What is the number of lines in the entries that include the word "surround"? Respond with the number only.
☆ ☆ ☆ ☆ ☆
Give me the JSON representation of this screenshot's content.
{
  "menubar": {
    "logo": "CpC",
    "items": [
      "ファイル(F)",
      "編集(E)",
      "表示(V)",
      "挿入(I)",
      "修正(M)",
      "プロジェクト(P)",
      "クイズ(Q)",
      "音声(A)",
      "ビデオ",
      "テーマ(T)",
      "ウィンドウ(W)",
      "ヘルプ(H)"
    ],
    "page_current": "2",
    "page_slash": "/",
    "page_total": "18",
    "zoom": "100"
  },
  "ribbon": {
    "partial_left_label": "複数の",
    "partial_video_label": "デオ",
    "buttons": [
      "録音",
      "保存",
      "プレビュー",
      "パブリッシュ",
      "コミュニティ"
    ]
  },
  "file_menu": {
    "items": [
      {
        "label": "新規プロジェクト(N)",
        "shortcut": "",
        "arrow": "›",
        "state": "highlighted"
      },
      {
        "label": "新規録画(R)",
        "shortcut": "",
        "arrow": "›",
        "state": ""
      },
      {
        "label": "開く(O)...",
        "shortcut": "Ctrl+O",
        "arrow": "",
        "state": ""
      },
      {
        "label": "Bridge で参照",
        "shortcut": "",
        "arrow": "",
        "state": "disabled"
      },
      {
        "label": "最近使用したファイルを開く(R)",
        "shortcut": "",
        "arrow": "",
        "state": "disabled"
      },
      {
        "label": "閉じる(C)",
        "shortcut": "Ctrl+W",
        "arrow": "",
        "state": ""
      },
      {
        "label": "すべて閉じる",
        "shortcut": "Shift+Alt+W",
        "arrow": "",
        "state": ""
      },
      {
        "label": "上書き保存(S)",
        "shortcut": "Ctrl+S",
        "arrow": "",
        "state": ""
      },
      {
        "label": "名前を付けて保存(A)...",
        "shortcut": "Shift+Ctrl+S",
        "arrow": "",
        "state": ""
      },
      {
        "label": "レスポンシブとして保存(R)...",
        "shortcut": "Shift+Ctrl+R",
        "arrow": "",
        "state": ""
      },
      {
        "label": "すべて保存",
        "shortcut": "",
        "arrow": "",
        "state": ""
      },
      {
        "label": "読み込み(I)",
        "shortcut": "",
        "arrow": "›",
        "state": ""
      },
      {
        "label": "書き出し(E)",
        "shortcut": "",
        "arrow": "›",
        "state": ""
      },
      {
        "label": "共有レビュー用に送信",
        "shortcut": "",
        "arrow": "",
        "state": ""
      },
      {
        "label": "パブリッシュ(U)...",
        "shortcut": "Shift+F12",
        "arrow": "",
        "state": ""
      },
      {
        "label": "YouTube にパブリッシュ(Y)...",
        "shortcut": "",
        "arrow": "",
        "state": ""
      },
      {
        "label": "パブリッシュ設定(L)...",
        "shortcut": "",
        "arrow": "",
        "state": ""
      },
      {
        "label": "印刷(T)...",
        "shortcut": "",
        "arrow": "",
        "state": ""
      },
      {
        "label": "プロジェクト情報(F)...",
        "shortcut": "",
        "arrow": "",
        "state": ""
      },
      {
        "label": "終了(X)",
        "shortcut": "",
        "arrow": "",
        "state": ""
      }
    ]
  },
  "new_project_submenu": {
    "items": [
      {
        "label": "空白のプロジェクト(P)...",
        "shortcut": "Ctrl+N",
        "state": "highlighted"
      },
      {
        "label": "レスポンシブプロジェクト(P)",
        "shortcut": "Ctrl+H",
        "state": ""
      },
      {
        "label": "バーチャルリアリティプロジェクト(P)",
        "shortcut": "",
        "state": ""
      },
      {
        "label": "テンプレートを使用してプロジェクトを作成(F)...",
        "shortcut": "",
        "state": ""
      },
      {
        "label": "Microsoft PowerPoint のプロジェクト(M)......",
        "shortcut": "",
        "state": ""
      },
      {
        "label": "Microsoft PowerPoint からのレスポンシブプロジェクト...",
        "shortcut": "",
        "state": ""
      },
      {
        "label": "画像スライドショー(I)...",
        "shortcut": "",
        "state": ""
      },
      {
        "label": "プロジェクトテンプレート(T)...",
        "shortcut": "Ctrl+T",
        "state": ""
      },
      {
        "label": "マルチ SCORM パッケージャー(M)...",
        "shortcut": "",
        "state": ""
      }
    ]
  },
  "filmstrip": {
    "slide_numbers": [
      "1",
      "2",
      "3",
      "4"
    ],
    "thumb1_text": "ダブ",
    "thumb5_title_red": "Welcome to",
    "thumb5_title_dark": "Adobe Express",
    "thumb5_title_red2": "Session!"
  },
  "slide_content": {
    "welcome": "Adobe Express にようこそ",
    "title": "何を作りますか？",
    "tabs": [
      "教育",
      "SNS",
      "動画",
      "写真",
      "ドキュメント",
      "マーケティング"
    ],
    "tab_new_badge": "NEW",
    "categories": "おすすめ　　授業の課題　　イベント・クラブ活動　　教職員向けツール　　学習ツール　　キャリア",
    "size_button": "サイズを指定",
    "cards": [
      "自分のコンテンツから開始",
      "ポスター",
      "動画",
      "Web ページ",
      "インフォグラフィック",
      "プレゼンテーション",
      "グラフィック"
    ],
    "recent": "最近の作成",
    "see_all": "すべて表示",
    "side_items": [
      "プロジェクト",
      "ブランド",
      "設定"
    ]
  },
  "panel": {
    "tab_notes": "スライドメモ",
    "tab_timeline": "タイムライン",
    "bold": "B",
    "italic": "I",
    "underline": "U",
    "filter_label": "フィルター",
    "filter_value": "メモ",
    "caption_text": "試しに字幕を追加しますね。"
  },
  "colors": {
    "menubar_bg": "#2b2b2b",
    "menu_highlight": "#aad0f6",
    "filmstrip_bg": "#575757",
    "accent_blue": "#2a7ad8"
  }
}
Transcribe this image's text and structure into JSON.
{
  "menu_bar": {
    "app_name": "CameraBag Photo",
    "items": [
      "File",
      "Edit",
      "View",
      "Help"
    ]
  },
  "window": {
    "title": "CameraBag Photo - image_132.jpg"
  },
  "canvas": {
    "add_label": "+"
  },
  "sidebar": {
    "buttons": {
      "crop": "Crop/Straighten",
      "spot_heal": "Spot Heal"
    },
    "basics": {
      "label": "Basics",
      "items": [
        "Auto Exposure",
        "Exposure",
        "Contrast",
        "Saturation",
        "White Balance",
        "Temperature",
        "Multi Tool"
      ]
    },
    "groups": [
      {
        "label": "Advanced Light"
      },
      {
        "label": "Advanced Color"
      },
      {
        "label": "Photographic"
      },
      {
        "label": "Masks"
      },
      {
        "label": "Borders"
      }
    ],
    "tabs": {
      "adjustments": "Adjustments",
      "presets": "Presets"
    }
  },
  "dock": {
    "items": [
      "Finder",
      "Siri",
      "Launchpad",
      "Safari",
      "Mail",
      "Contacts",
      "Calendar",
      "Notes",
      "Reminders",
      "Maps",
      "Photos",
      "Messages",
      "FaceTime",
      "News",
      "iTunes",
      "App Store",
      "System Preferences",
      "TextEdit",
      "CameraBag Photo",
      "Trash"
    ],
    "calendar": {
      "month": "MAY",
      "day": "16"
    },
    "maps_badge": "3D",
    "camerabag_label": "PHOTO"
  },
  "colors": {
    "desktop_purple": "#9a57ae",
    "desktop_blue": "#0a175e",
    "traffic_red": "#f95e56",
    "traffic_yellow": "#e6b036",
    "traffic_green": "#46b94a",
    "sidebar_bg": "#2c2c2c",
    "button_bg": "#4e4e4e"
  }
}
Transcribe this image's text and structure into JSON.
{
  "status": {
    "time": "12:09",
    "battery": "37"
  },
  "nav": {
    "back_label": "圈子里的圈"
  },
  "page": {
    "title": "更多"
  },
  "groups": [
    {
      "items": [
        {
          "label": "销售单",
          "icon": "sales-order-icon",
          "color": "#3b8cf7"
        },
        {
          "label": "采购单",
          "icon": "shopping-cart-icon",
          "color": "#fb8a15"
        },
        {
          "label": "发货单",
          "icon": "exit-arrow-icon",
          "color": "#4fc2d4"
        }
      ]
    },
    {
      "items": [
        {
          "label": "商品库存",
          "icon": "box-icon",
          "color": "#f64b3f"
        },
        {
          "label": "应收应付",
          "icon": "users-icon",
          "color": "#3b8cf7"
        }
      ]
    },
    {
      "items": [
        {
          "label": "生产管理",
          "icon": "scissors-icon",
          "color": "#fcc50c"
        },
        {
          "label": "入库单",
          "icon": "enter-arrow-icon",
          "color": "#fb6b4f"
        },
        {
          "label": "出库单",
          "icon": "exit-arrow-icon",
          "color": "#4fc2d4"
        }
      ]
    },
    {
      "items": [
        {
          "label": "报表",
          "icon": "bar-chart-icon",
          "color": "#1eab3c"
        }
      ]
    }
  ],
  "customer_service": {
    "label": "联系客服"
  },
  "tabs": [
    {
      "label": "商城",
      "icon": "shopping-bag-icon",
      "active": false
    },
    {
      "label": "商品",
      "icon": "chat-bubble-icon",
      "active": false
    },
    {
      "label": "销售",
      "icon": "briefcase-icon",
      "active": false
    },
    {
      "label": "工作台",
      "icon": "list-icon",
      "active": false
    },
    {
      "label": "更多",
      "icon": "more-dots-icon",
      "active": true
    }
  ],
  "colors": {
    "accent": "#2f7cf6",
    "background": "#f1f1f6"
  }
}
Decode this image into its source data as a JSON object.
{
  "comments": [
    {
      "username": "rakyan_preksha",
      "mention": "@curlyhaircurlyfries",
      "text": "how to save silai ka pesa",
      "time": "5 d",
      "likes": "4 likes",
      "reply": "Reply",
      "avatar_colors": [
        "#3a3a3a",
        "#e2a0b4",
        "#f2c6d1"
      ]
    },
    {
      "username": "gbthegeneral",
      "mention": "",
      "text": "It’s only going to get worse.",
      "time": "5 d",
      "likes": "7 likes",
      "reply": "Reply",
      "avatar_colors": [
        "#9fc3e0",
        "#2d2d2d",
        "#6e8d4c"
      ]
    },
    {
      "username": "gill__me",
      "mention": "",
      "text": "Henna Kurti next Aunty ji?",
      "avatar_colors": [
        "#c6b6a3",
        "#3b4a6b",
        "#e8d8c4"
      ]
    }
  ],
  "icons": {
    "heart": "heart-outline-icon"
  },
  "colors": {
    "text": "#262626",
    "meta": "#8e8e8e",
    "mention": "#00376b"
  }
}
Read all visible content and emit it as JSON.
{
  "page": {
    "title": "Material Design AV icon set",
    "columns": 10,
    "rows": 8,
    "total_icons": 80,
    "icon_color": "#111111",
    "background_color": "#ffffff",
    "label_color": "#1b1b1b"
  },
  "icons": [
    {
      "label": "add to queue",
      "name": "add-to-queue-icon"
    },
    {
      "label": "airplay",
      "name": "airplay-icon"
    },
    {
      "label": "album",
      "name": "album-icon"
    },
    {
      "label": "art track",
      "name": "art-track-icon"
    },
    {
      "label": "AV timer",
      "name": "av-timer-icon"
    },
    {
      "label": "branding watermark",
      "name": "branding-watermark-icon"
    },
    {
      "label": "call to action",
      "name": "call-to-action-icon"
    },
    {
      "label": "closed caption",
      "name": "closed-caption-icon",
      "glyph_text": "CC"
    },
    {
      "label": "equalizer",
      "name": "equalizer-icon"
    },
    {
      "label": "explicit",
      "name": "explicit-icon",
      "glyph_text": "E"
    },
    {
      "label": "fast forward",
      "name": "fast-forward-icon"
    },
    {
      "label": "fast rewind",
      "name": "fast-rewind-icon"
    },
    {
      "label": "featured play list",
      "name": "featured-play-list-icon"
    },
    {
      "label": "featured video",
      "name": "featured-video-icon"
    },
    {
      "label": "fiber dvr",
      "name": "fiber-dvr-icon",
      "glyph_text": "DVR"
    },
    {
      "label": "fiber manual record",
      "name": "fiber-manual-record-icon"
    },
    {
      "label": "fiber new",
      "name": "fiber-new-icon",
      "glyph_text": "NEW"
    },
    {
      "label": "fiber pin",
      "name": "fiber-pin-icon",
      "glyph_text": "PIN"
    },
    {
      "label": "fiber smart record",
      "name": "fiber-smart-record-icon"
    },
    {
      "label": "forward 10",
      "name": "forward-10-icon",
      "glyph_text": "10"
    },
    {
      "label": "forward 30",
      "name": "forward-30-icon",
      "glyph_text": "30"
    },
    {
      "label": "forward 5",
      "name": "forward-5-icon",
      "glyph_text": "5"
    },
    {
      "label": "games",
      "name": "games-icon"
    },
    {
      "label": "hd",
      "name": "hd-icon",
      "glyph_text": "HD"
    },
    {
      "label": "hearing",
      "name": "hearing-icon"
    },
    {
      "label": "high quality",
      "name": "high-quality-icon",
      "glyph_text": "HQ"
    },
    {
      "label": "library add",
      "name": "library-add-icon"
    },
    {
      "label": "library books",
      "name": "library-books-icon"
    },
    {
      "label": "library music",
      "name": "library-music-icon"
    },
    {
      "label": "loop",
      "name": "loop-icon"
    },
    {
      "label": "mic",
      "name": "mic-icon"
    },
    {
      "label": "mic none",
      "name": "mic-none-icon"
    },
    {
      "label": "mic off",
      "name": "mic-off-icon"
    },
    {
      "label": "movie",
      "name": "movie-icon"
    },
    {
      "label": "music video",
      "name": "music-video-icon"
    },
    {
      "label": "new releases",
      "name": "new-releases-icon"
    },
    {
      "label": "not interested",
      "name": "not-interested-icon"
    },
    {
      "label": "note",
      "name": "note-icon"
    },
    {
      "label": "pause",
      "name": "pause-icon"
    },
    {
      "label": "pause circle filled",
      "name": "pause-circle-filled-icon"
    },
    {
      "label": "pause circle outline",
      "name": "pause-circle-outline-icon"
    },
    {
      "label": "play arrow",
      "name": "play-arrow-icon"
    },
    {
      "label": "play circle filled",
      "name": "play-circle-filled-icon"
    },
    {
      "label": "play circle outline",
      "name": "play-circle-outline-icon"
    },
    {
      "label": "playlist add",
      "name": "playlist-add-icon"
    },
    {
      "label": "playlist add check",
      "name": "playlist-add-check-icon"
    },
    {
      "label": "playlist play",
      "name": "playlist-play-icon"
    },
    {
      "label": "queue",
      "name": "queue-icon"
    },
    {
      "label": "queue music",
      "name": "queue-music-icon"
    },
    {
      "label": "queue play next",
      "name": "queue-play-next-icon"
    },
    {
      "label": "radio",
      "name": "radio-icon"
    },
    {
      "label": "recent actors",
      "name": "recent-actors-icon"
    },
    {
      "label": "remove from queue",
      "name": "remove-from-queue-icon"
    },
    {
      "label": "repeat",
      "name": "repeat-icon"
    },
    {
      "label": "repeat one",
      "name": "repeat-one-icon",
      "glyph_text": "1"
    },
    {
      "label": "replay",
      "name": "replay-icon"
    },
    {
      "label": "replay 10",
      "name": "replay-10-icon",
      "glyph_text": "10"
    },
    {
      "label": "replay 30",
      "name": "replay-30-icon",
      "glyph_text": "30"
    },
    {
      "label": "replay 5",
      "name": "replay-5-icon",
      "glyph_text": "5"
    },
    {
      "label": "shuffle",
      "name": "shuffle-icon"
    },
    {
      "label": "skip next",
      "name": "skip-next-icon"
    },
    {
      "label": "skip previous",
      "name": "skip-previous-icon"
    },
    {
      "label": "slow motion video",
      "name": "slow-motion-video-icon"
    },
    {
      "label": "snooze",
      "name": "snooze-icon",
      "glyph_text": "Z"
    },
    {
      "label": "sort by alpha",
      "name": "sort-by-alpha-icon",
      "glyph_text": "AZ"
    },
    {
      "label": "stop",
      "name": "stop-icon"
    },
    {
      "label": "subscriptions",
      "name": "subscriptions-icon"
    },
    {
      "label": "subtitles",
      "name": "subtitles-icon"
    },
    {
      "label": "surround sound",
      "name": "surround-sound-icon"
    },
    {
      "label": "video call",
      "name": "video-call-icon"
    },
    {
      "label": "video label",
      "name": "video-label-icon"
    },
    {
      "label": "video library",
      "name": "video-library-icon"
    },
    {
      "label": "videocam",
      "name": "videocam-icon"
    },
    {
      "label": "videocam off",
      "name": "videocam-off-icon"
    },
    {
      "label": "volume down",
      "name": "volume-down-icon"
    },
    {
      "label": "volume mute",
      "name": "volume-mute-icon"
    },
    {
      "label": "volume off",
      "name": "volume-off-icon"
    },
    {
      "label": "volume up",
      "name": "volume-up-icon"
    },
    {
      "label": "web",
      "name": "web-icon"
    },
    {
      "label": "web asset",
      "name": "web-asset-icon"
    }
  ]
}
☆ ☆ ☆ ☆ ☆
* **Finished answer**: 2